Set problem:
All entries below are to be set down again, identical to the source.

>>

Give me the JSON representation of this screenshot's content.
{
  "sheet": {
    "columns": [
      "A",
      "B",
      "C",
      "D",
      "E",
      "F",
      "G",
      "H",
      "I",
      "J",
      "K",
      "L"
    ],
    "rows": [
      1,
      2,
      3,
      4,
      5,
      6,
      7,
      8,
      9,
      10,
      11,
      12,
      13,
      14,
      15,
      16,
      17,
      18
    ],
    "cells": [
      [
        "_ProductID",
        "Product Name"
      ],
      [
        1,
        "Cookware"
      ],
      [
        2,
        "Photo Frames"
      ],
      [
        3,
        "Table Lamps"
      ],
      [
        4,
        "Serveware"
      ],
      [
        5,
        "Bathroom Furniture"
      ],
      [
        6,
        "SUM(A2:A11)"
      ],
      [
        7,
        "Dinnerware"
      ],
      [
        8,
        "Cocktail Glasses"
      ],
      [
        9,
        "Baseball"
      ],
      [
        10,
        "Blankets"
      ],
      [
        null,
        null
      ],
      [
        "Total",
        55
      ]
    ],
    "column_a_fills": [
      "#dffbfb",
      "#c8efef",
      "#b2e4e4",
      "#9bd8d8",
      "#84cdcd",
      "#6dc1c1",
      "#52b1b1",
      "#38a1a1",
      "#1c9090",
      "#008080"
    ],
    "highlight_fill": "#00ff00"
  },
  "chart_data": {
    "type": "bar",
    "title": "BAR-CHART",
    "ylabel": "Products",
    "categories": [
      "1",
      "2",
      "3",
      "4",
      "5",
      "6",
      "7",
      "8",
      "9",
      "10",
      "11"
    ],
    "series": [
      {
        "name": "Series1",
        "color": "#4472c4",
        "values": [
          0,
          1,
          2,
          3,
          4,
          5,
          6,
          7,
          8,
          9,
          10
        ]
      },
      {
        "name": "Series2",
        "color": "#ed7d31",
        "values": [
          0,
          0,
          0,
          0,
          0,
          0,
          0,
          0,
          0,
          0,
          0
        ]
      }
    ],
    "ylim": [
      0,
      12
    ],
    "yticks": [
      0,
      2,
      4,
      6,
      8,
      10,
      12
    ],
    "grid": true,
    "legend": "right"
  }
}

<<

Correct output:
Give me the JSON representation of this screenshot's content.
{
  "sheet": {
    "columns": [
      "A",
      "B",
      "C",
      "D",
      "E",
      "F",
      "G",
      "H",
      "I",
      "J",
      "K",
      "L"
    ],
    "rows": [
      1,
      2,
      3,
      4,
      5,
      6,
      7,
      8,
      9,
      10,
      11,
      12,
      13,
      14,
      15,
      16,
      17,
      18
    ],
    "cells": [
      [
        "_ProductID",
        "Product Name"
      ],
      [
        1,
        "Cookware"
      ],
      [
        2,
        "Photo Frames"
      ],
      [
        3,
        "Table Lamps"
      ],
      [
        4,
        "Serveware"
      ],
      [
        5,
        "Bathroom Furniture"
      ],
      [
        6,
        "SUM(A2:A11)"
      ],
      [
        7,
        "Dinnerware"
      ],
      [
        8,
        "Cocktail Glasses"
      ],
      [
        9,
        "Baseball"
      ],
      [
        10,
        "Blankets"
      ],
      [
        null,
        null
      ],
      [
        "Total",
        55
      ]
    ],
    "column_a_fills": [
      "#dffbfb",
      "#c8efef",
      "#b2e4e4",
      "#9bd8d8",
      "#84cdcd",
      "#6dc1c1",
      "#52b1b1",
      "#38a1a1",
      "#1c9090",
      "#008080"
    ],
    "highlight_fill": "#00ff00"
  },
  "chart_data": {
    "type": "bar",
    "title": "BAR-CHART",
    "ylabel": "Products",
    "categories": [
      "1",
      "2",
      "3",
      "4",
      "5",
      "6",
      "7",
      "8",
      "9",
      "10",
      "11"
    ],
    "series": [
      {
        "name": "Series1",
        "color": "#4472c4",
        "values": [
          0,
          1,
          2,
          3,
          4,
          5,
          6,
          7,
          8,
          9,
          10
        ]
      },
      {
        "name": "Series2",
        "color": "#ed7d31",
        "values": [
          0,
          0,
          0,
          0,
          0,
          0,
          0,
          0,
          0,
          0,
          0
        ]
      }
    ],
    "ylim": [
      0,
      12
    ],
    "yticks": [
      0,
      2,
      4,
      6,
      8,
      10,
      12
    ],
    "grid": true,
    "legend": "right"
  }
}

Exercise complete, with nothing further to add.